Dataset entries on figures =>
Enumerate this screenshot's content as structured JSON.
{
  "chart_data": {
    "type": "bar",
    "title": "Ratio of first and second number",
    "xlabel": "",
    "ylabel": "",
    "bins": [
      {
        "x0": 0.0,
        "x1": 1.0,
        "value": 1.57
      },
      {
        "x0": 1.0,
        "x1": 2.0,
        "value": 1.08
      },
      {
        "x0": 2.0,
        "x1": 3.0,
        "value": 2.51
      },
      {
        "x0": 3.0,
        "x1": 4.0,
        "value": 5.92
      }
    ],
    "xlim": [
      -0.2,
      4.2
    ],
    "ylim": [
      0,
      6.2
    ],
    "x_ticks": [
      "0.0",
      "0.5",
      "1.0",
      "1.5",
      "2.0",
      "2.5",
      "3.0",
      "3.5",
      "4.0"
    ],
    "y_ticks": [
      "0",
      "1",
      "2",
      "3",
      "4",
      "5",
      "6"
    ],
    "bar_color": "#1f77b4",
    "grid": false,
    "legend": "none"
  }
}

Your task =>
What is the number of lines above that contain "value"? Answer with that number only.

Answer below =>
4